* **REQUIRED WORK**
Collect all lines containing the word "glabāšanā" from the data.

* **RECORDS SHOWN**
%%

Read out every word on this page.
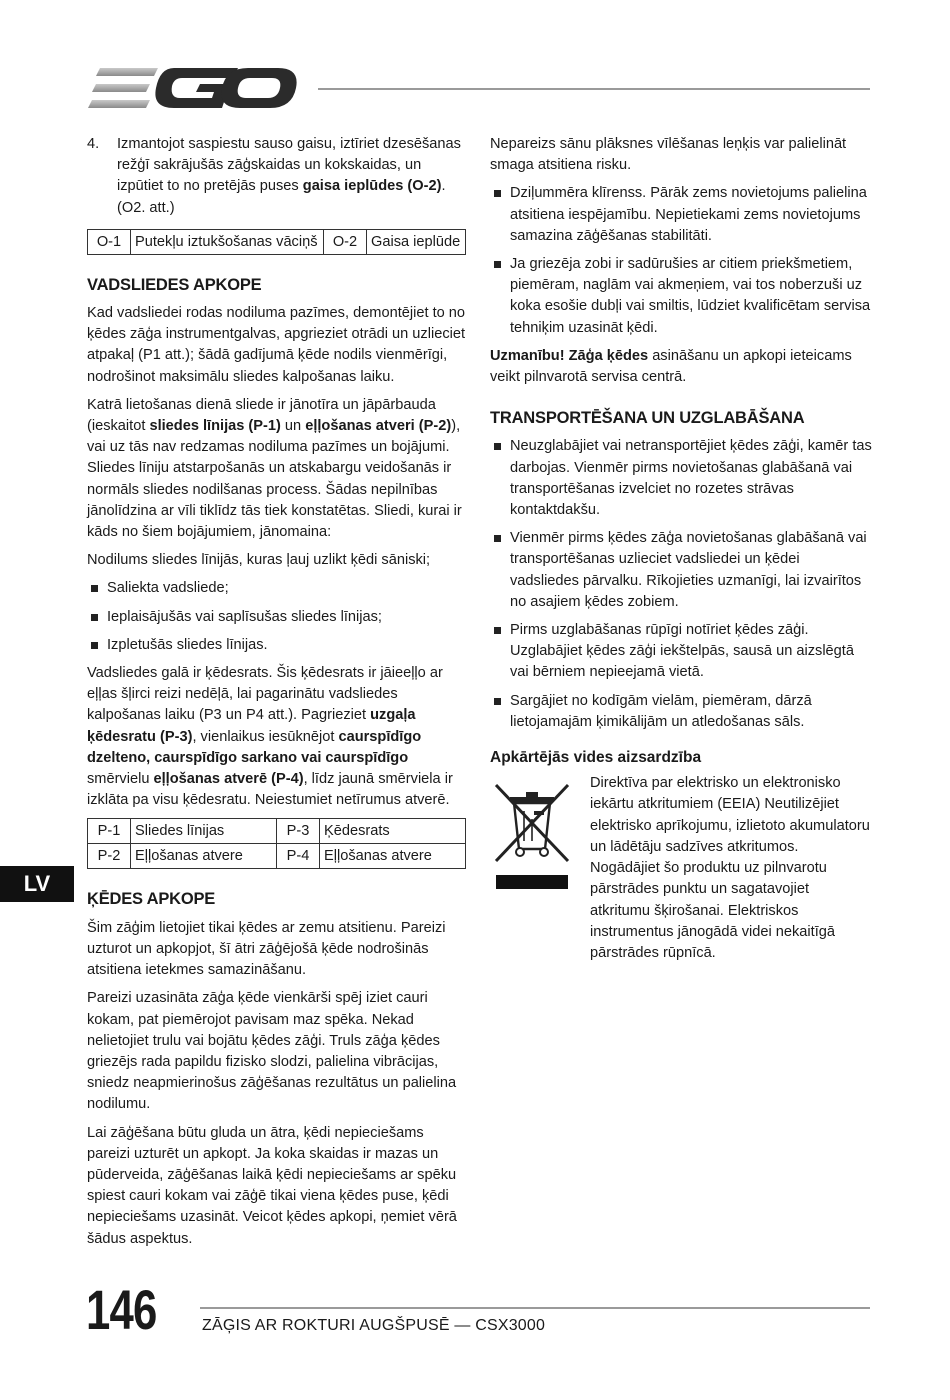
4.	Izmantojot saspiestu sauso gaisu, iztīriet dzesēšanas režģī sakrājušās zāģskaidas un kokskaidas, un izpūtiet to no pretējās puses gaisa ieplūdes (O-2). (O2. att.)
O-1	Putekļu iztukšošanas vāciņš	O-2	Gaisa ieplūde
VADSLIEDES APKOPE

Kad vadsliedei rodas nodiluma pazīmes, demontējiet to no ķēdes zāģa instrumentgalvas, apgrieziet otrādi un uzlieciet atpakaļ (P1 att.); šādā gadījumā ķēde nodils vienmērīgi, nodrošinot maksimālu sliedes kalpošanas laiku.

Katrā lietošanas dienā sliede ir jānotīra un jāpārbauda (ieskaitot sliedes līnijas (P-1) un eļļošanas atveri (P-2)), vai uz tās nav redzamas nodiluma pazīmes un bojājumi. Sliedes līniju atstarpošanās un atskabargu veidošanās ir normāls sliedes nodilšanas process. Šādas nepilnības jānolīdzina ar vīli tiklīdz tās tiek konstatētas. Sliedi, kurai ir kāds no šiem bojājumiem, jānomaina:

Nodilums sliedes līnijās, kuras ļauj uzlikt ķēdi sāniski;

Saliekta vadsliede;
Ieplaisājušās vai saplīsušas sliedes līnijas;
Izpletušās sliedes līnijas.

Vadsliedes galā ir ķēdesrats. Šis ķēdesrats ir jāieeļļo ar eļļas šļirci reizi nedēļā, lai pagarinātu vadsliedes kalpošanas laiku (P3 un P4 att.). Pagrieziet uzgaļa ķēdesratu (P-3), vienlaikus iesūknējot caurspīdīgo dzelteno, caurspīdīgo sarkano vai caurspīdīgo smērvielu eļļošanas atverē (P-4), līdz jaunā smērviela ir izklāta pa visu ķēdesratu. Neiestumiet netīrumus atverē.

P-1	Sliedes līnijas	P-3	Ķēdesrats
P-2	Eļļošanas atvere	P-4	Eļļošanas atvere
ĶĒDES APKOPE

Šim zāģim lietojiet tikai ķēdes ar zemu atsitienu. Pareizi uzturot un apkopjot, šī ātri zāģējošā ķēde nodrošinās atsitiena ietekmes samazināšanu.

Pareizi uzasināta zāģa ķēde vienkārši spēj iziet cauri kokam, pat piemērojot pavisam maz spēka. Nekad nelietojiet trulu vai bojātu ķēdes zāģi. Truls zāģa ķēdes griezējs rada papildu fizisko slodzi, palielina vibrācijas, sniedz neapmierinošus zāģēšanas rezultātus un palielina nodilumu.

Lai zāģēšana būtu gluda un ātra, ķēdi nepieciešams pareizi uzturēt un apkopt. Ja koka skaidas ir mazas un pūderveida, zāģēšanas laikā ķēdi nepieciešams ar spēku spiest cauri kokam vai zāģē tikai viena ķēdes puse, ķēdi nepieciešams uzasināt. Veicot ķēdes apkopi, ņemiet vērā šādus aspektus.

Nepareizs sānu plāksnes vīlēšanas leņķis var palielināt smaga atsitiena risku.

Dziļummēra klīrenss. Pārāk zems novietojums palielina atsitiena iespējamību. Nepietiekami zems novietojums samazina zāģēšanas stabilitāti.
Ja griezēja zobi ir sadūrušies ar citiem priekšmetiem, piemēram, naglām vai akmeņiem, vai tos noberzuši uz koka esošie dubļi vai smiltis, lūdziet kvalificētam servisa tehniķim uzasināt ķēdi.

Uzmanību! Zāģa ķēdes asināšanu un apkopi ieteicams veikt pilnvarotā servisa centrā.

TRANSPORTĒŠANA UN UZGLABĀŠANA
Neuzglabājiet vai netransportējiet ķēdes zāģi, kamēr tas darbojas. Vienmēr pirms novietošanas glabāšanā vai transportēšanas izvelciet no rozetes strāvas kontaktdakšu.
Vienmēr pirms ķēdes zāģa novietošanas glabāšanā vai transportēšanas uzlieciet vadsliedei un ķēdei vadsliedes pārvalku. Rīkojieties uzmanīgi, lai izvairītos no asajiem ķēdes zobiem.
Pirms uzglabāšanas rūpīgi notīriet ķēdes zāģi. Uzglabājiet ķēdes zāģi iekštelpās, sausā un aizslēgtā vai bērniem nepieejamā vietā.
Sargājiet no kodīgām vielām, piemēram, dārzā lietojamajām ķimikālijām un atledošanas sāls.
Apkārtējās vides aizsardzība
Direktīva par elektrisko un elektronisko iekārtu atkritumiem (EEIA) Neutilizējiet elektrisko aprīkojumu, izlietoto akumulatoru un lādētāju sadzīves atkritumos. Nogādājiet šo produktu uz pilnvarotu pārstrādes punktu un sagatavojiet atkritumu šķirošanai. Elektriskos instrumentus jānogādā videi nekaitīgā pārstrādes rūpnīcā.
LV
146	ZĀĢIS AR ROKTURI AUGŠPUSĒ — CSX3000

%%

* **TASK ANSWER**
Neuzglabājiet vai netransportējiet ķēdes zāģi, kamēr tas darbojas. Vienmēr pirms novietošanas glabāšanā vai transportēšanas izvelciet no rozetes strāvas kontaktdakšu.
Vienmēr pirms ķēdes zāģa novietošanas glabāšanā vai transportēšanas uzlieciet vadsliedei un ķēdei vadsliedes pārvalku. Rīkojieties uzmanīgi, lai izvairītos no asajiem ķēdes zobiem.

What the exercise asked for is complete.